Your goal:
Reproduce the lines of the records below verbatim, beginning with the line containing "weight-line-olive — [530, 1032, 788, 1106]" and continuing through the line containing "x-tick-label: −2.0 — [547, 1114, 576, 1128]".

Provided information:
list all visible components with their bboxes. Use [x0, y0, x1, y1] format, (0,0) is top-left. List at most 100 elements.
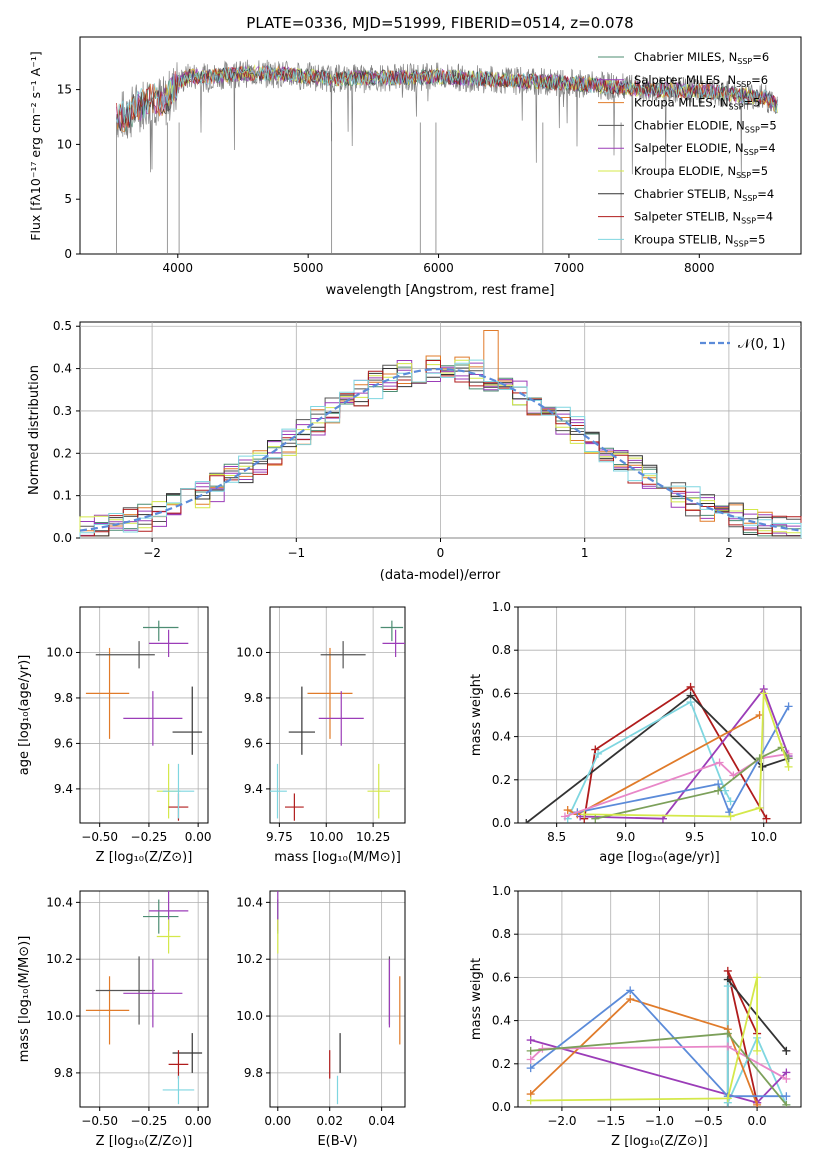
weight-line-olive — [530, 1032, 788, 1106]
weight-line-kroupa_elodie — [530, 977, 758, 1102]
x-tick-label: 0 — [437, 546, 445, 560]
x-tick-label: 0.00 — [264, 1114, 291, 1128]
y-tick-label: 10.2 — [236, 952, 263, 966]
spectrum-ticks: 4000 5000 6000 7000 8000 0 5 10 15 — [57, 83, 715, 275]
x-tick-label: −1 — [287, 546, 305, 560]
legend-entry: Chabrier MILES, NSSP=6 — [634, 50, 769, 66]
x-tick-label: 4000 — [163, 261, 194, 275]
residual-ticks: −2 −1 0 1 2 0.0 0.1 0.2 0.3 0.4 0.5 — [53, 319, 733, 560]
weight-marker — [758, 762, 767, 771]
y-tick-label: 0.8 — [492, 927, 511, 941]
axes-frame — [79, 890, 209, 1108]
axes-frame — [517, 890, 802, 1108]
plot-area — [526, 966, 791, 1107]
x-tick-label: −2.0 — [547, 1114, 576, 1128]
panel-mass_vs_ebv: 0.00 0.02 0.04 9.8 10.0 10.2 10.4 E(B-V) — [236, 890, 406, 1149]
x-tick-label: −0.5 — [694, 1114, 723, 1128]
weight-marker — [526, 1046, 535, 1055]
panel-weight_vs_age: 8.5 9.0 9.5 10.0 0.0 0.2 0.4 0.6 0.8 1.0 age [log₁… — [469, 600, 802, 865]
weight-marker — [726, 797, 735, 806]
weight-line-pink — [530, 1045, 787, 1080]
y-tick-label: 10.4 — [46, 895, 73, 909]
residual-histograms — [79, 330, 802, 538]
y-axis-label: mass weight — [469, 674, 484, 756]
axes-frame — [269, 890, 406, 1108]
plot-area — [270, 620, 405, 821]
y-tick-label: 1.0 — [492, 884, 511, 898]
legend-entry: Salpeter ELODIE, NSSP=4 — [634, 141, 776, 157]
legend-entry: Kroupa MILES, NSSP=5 — [634, 96, 760, 112]
weight-marker — [626, 995, 635, 1003]
legend-entry: Salpeter STELIB, NSSP=4 — [634, 210, 773, 226]
model-spectrum-chabrier_stelib — [116, 67, 778, 132]
x-axis-label: Z [log₁₀(Z/Z⊙)] — [96, 850, 193, 865]
x-tick-label: 2 — [725, 546, 733, 560]
y-tick-label: 0.2 — [492, 773, 511, 787]
legend-entry: Salpeter MILES, NSSP=6 — [634, 73, 768, 89]
y-tick-label: 0.0 — [492, 1100, 511, 1114]
x-axis-label: E(B-V) — [317, 1134, 357, 1149]
weight-marker — [782, 1074, 791, 1083]
x-tick-label: 7000 — [554, 261, 585, 275]
y-tick-label: 9.8 — [54, 691, 73, 705]
weight-marker — [526, 1064, 535, 1073]
y-axis-label: mass [log₁₀(M/M⊙)] — [17, 936, 32, 1063]
weight-marker — [782, 1046, 791, 1055]
x-tick-label: 0.02 — [316, 1114, 343, 1128]
x-tick-label: 10.0 — [750, 830, 777, 844]
y-tick-label: 0.4 — [492, 1014, 511, 1028]
x-tick-label: 0.00 — [185, 830, 212, 844]
y-tick-label: 0.0 — [53, 531, 72, 545]
histogram-kroupa_stelib — [79, 359, 802, 538]
x-tick-label: −2 — [143, 546, 161, 560]
x-tick-label: −0.50 — [81, 1114, 118, 1128]
y-axis-label: mass weight — [469, 958, 484, 1040]
weight-marker — [686, 682, 695, 691]
weight-line-salpeter_miles — [530, 1039, 788, 1104]
panel-mass_vs_Z: −0.50 −0.25 0.00 9.8 10.0 10.2 10.4 Z [log₁₀(Z/… — [17, 890, 212, 1149]
y-tick-label: 0.3 — [53, 404, 72, 418]
legend-entry: Chabrier ELODIE, NSSP=5 — [634, 118, 777, 134]
weight-marker — [526, 1096, 535, 1105]
x-tick-label: −0.25 — [131, 1114, 168, 1128]
x-tick-label: 6000 — [423, 261, 454, 275]
legend-entry: Kroupa ELODIE, NSSP=5 — [634, 164, 768, 180]
x-tick-label: 1 — [581, 546, 589, 560]
residual-panel: −2 −1 0 1 2 0.0 0.1 0.2 0.3 0.4 0.5 𝒩(0, 1) (data-… — [27, 319, 802, 583]
spectrum-axes — [79, 36, 802, 255]
weight-line-blue — [530, 989, 787, 1098]
weight-marker — [726, 812, 735, 821]
weight-line-chabrier_stelib — [525, 694, 789, 823]
y-tick-label: 0.2 — [53, 446, 72, 460]
y-tick-label: 9.6 — [244, 736, 263, 750]
x-tick-label: −1.0 — [645, 1114, 674, 1128]
weight-marker — [686, 698, 695, 707]
x-tick-label: 10.25 — [356, 830, 390, 844]
spectrum-title: PLATE=0336, MJD=51999, FIBERID=0514, z=0… — [246, 14, 633, 32]
x-axis-label: age [log₁₀(age/yr)] — [599, 850, 720, 865]
x-tick-label: 0.0 — [748, 1114, 767, 1128]
x-axis-label: Z [log₁₀(Z/Z⊙)] — [611, 1134, 708, 1149]
weight-line-salpeter_stelib — [583, 685, 768, 820]
weight-marker — [753, 973, 762, 982]
y-tick-label: 0.2 — [492, 1057, 511, 1071]
x-tick-label: 0.00 — [185, 1114, 212, 1128]
weight-marker — [715, 758, 724, 767]
weight-line-kroupa_stelib — [566, 700, 732, 820]
weight-line-salpeter_miles — [580, 687, 790, 820]
panel-age_vs_mass: 9.75 10.00 10.25 9.4 9.6 9.8 10.0 mass [log₁₀(M… — [236, 606, 406, 865]
spectrum-legend: Chabrier MILES, NSSP=6 Salpeter MILES, NS… — [598, 50, 777, 248]
y-tick-label: 0.6 — [492, 970, 511, 984]
legend-entry: Kroupa STELIB, NSSP=5 — [634, 232, 765, 248]
y-tick-label: 9.6 — [54, 736, 73, 750]
weight-line-kroupa_miles — [530, 997, 758, 1106]
model-spectrum-salpeter_stelib — [116, 65, 778, 129]
y-tick-label: 10.0 — [46, 645, 73, 659]
weight-marker — [723, 1029, 732, 1038]
weight-marker — [591, 814, 600, 823]
y-axis-label: age [log₁₀(age/yr)] — [17, 655, 32, 776]
weight-marker — [784, 762, 793, 771]
y-tick-label: 0.0 — [492, 816, 511, 830]
y-tick-label: 9.4 — [244, 782, 263, 796]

Task answer:
weight-line-olive — [530, 1032, 788, 1106]
weight-line-kroupa_elodie — [530, 977, 758, 1102]
x-tick-label: 0 — [437, 546, 445, 560]
x-tick-label: 0.00 — [264, 1114, 291, 1128]
y-tick-label: 10.2 — [236, 952, 263, 966]
spectrum-ticks: 4000 5000 6000 7000 8000 0 5 10 15 — [57, 83, 715, 275]
x-tick-label: −1 — [287, 546, 305, 560]
legend-entry: Chabrier MILES, NSSP=6 — [634, 50, 769, 66]
x-tick-label: 4000 — [163, 261, 194, 275]
residual-ticks: −2 −1 0 1 2 0.0 0.1 0.2 0.3 0.4 0.5 — [53, 319, 733, 560]
weight-marker — [758, 762, 767, 771]
y-tick-label: 0.8 — [492, 927, 511, 941]
axes-frame — [79, 890, 209, 1108]
axes-frame — [517, 890, 802, 1108]
plot-area — [526, 966, 791, 1107]
x-tick-label: −2.0 — [547, 1114, 576, 1128]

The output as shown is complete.